[start Dataset rows]
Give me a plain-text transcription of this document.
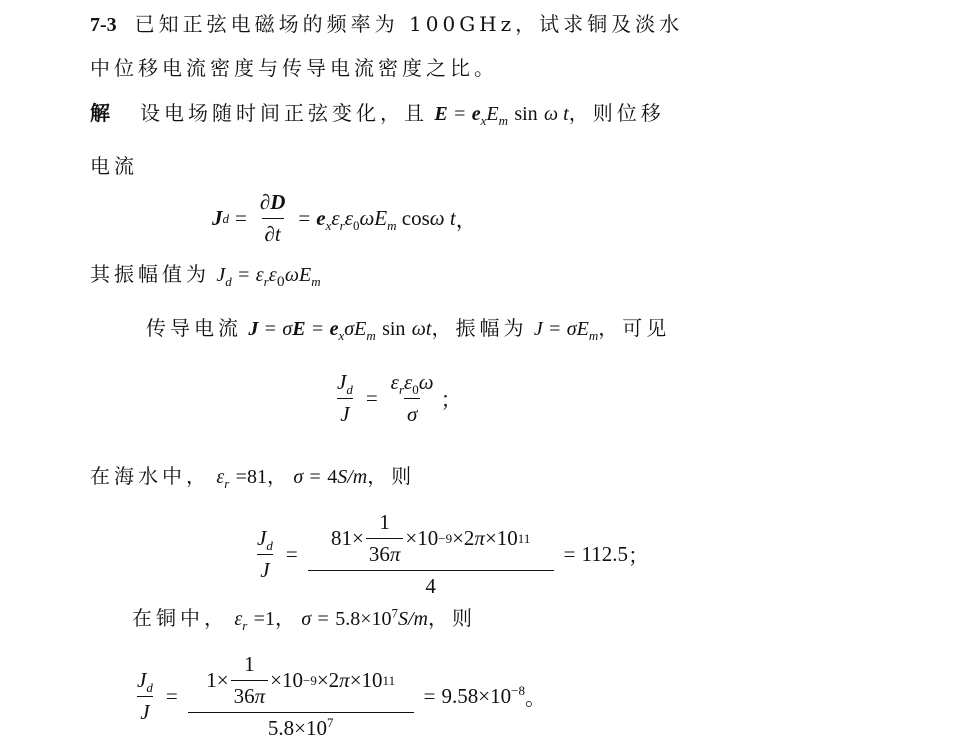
7-3 已知正弦电磁场的频率为 100GHz，试求铜及淡水
中位移电流密度与传导电流密度之比。
解 设电场随时间正弦变化，且 $E = e_xE_m$ sin ω t，则位移
电流
J $d = \frac{\partial D}{\partial t} = e_x\varepsilon_r\varepsilon_0\omega E_m$ cosω t ，
其振幅值为 $J_d = \varepsilon_r\varepsilon_0\omega E_m$
传导电流 $J = \sigma E = e_x\sigma E_m$ sin ωt，振幅为 $J = \sigma E_m$，可见
$\frac{J_d}{J} = \frac{\varepsilon_r\varepsilon_0\omega}{\sigma}$ ；
在海水中， $\varepsilon_r =81$， σ = 4S/m，则
$\frac{J_d}{J} = \frac{81 \times \frac{1}{36\pi} \times 10 -9 \times 2 \pi \times 10 11}{4} = 112.5$ ；
在铜中， $\varepsilon_r =1$， $\sigma = 5.8\times 10^7S/m$，则
$\frac{J_d}{J} = \frac{1 \times \frac{1}{36\pi} \times 10 -9 \times 2 \pi \times 10 11}{5.8\times 10^7} = 9.58\times 10^{-8}$ 。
[end Dataset rows]
Locate and copy each line in the data above that includes the word "omega".

J $d = \frac{\partial D}{\partial t} = e_x\varepsilon_r\varepsilon_0\omega E_m$ cosω t ，
其振幅值为 $J_d = \varepsilon_r\varepsilon_0\omega E_m$
$\frac{J_d}{J} = \frac{\varepsilon_r\varepsilon_0\omega}{\sigma}$ ；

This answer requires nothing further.